Reproduce all entries word for word.

━━ Records to use

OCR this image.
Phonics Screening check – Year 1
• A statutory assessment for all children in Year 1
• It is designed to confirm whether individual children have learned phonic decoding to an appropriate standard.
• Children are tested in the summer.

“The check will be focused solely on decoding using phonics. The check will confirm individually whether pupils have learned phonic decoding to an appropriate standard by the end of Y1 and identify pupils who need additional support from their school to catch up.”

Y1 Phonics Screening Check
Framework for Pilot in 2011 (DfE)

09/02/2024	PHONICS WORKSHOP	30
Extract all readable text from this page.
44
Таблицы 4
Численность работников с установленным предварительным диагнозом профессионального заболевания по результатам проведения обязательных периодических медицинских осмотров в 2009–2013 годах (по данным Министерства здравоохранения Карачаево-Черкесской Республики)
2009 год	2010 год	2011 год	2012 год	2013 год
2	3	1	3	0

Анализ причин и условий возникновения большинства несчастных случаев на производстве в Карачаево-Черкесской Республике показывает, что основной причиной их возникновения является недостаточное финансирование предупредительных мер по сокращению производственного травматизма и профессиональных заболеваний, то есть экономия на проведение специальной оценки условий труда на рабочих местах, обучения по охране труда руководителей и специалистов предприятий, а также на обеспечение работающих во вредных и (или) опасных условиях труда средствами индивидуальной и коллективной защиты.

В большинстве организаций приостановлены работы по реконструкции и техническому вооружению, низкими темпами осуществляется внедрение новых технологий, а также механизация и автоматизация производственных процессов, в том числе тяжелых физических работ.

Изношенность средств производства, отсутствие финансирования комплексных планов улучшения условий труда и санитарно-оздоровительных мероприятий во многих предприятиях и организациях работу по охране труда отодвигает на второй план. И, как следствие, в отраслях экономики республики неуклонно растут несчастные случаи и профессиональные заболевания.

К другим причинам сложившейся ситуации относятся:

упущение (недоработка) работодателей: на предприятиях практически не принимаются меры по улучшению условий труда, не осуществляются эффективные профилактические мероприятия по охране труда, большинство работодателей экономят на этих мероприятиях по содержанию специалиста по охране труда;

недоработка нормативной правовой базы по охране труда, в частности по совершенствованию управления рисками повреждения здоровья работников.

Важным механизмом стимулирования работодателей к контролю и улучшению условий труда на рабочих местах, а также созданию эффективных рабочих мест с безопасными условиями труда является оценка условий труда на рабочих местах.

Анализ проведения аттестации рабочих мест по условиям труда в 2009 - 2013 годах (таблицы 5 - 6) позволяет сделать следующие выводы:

━━━━

* **Solved problem**:
OCR this image.
Phonics Screening check – Year 1
• A statutory assessment for all children in Year 1
• It is designed to confirm whether individual children have learned phonic decoding to an appropriate standard.
• Children are tested in the summer.

“The check will be focused solely on decoding using phonics. The check will confirm individually whether pupils have learned phonic decoding to an appropriate standard by the end of Y1 and identify pupils who need additional support from their school to catch up.”

Y1 Phonics Screening Check
Framework for Pilot in 2011 (DfE)

09/02/2024	PHONICS WORKSHOP	30
Extract all readable text from this page.
44
Таблицы 4
Численность работников с установленным предварительным диагнозом профессионального заболевания по результатам проведения обязательных периодических медицинских осмотров в 2009–2013 годах (по данным Министерства здравоохранения Карачаево-Черкесской Республики)
2009 год	2010 год	2011 год	2012 год	2013 год
2	3	1	3	0

Анализ причин и условий возникновения большинства несчастных случаев на производстве в Карачаево-Черкесской Республике показывает, что основной причиной их возникновения является недостаточное финансирование предупредительных мер по сокращению производственного травматизма и профессиональных заболеваний, то есть экономия на проведение специальной оценки условий труда на рабочих местах, обучения по охране труда руководителей и специалистов предприятий, а также на обеспечение работающих во вредных и (или) опасных условиях труда средствами индивидуальной и коллективной защиты.

В большинстве организаций приостановлены работы по реконструкции и техническому вооружению, низкими темпами осуществляется внедрение новых технологий, а также механизация и автоматизация производственных процессов, в том числе тяжелых физических работ.

Изношенность средств производства, отсутствие финансирования комплексных планов улучшения условий труда и санитарно-оздоровительных мероприятий во многих предприятиях и организациях работу по охране труда отодвигает на второй план. И, как следствие, в отраслях экономики республики неуклонно растут несчастные случаи и профессиональные заболевания.

К другим причинам сложившейся ситуации относятся:

упущение (недоработка) работодателей: на предприятиях практически не принимаются меры по улучшению условий труда, не осуществляются эффективные профилактические мероприятия по охране труда, большинство работодателей экономят на этих мероприятиях по содержанию специалиста по охране труда;

недоработка нормативной правовой базы по охране труда, в частности по совершенствованию управления рисками повреждения здоровья работников.

Важным механизмом стимулирования работодателей к контролю и улучшению условий труда на рабочих местах, а также созданию эффективных рабочих мест с безопасными условиями труда является оценка условий труда на рабочих местах.

Анализ проведения аттестации рабочих мест по условиям труда в 2009 - 2013 годах (таблицы 5 - 6) позволяет сделать следующие выводы:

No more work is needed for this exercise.